ACTION ITEM: Rewrite the passage on reducing pesticide use from "As we reduce" to "management and policy-making.", changing "baseline" to "starting point".

EXCERPTED PASSAGE:
=-=-=
How can we reduce pesticide use or find safer alternatives?

There is no one-size-fits-all solution to reducing chemical pesticide use in Europe, given the variety of local conditions across EU Member States. Necessary measures include ensuring that all farmers apply integrated pest management approaches, with pesticide use as a last resort; providing training and information to farmers on the use of alternative methods; and restricting the use of pesticides in public spaces and ecologically sensitive areas. It is also very important to support farmers, offering incentives for the transition to farming systems such as organic farming, precision farming and agro-ecology rather than subsidising unsustainable agricultural practices.

As we reduce the use of chemical pesticides, we need to further invest in research and innovation on alternative pest control methods and accelerate the regulatory approval of biological pesticides, an area where the European Commission began to adopt new rules last year. And lastly, as a baseline, we must improve the availability of data about pesticide use and the monitoring of pesticides in the environment and in humans, in order to better support risk management and policy-making.
=-=-=
Page segmentation data:

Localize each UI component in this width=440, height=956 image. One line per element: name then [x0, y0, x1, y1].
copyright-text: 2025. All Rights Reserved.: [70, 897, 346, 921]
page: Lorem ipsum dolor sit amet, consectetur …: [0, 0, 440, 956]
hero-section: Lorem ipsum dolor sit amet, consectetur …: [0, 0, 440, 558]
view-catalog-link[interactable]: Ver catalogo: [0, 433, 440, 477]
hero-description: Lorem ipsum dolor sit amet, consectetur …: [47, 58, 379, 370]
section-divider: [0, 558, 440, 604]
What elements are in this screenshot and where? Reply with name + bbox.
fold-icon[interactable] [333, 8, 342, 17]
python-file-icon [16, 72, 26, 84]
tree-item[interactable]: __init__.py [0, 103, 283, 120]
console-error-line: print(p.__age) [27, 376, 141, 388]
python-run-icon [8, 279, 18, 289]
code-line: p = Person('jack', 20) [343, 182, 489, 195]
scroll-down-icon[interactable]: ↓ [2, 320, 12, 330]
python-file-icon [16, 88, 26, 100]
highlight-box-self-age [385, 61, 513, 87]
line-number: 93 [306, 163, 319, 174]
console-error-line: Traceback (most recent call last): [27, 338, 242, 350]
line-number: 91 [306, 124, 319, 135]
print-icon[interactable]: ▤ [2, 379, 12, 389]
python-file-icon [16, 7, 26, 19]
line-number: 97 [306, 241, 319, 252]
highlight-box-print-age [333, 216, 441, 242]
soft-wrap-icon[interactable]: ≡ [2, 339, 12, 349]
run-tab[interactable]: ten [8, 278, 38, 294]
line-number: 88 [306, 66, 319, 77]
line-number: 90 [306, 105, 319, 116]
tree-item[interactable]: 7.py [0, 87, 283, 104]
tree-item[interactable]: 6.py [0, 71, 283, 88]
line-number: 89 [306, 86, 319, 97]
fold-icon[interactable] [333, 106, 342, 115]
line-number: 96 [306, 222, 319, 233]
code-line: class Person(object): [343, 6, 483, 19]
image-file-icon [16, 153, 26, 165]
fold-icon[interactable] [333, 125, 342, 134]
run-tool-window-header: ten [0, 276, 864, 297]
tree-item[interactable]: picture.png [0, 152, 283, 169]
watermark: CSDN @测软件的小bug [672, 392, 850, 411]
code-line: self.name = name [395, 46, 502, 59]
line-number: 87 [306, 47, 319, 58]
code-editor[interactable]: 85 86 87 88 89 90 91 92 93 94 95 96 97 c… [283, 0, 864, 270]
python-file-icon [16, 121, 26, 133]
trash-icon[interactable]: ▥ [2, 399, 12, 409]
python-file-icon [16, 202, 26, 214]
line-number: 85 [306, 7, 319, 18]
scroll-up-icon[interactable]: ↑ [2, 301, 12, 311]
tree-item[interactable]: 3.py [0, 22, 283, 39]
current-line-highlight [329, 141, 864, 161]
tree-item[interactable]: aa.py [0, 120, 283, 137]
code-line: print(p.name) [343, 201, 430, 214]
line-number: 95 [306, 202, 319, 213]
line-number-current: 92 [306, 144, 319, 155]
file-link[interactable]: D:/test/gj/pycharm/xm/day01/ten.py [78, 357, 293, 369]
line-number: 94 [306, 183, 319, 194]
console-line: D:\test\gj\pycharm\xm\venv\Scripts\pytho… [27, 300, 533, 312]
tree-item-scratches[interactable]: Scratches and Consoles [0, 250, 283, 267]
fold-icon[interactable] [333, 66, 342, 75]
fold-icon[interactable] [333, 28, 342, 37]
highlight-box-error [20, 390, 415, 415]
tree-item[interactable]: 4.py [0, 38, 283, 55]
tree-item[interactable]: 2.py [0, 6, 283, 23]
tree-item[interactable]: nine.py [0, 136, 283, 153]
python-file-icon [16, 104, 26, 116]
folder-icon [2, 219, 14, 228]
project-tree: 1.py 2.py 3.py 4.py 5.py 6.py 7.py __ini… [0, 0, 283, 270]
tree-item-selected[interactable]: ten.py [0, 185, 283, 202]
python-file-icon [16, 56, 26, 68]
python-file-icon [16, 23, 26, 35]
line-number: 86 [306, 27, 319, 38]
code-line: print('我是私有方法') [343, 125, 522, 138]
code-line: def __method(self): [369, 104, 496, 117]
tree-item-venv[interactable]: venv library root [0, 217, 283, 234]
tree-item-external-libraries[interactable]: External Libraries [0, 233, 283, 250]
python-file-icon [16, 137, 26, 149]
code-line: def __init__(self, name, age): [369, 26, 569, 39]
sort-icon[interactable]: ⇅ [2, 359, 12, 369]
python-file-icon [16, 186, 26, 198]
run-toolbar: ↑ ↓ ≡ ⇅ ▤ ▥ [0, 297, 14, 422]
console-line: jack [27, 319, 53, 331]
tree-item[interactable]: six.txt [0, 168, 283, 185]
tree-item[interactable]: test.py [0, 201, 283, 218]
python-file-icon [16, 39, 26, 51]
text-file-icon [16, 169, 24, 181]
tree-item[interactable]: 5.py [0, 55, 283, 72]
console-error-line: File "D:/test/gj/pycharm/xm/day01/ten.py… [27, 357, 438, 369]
=-=-=
ANSWER TO THIS PROBLEM:
As we reduce the use of chemical pesticides, we need to further invest in research and innovation on alternative pest control methods and accelerate the regulatory approval of biological pesticides, an area where the European Commission began to adopt new rules last year. And lastly, as a starting point, we must improve the availability of data about pesticide use and the monitoring of pesticides in the environment and in humans, in order to better support risk management and policy-making.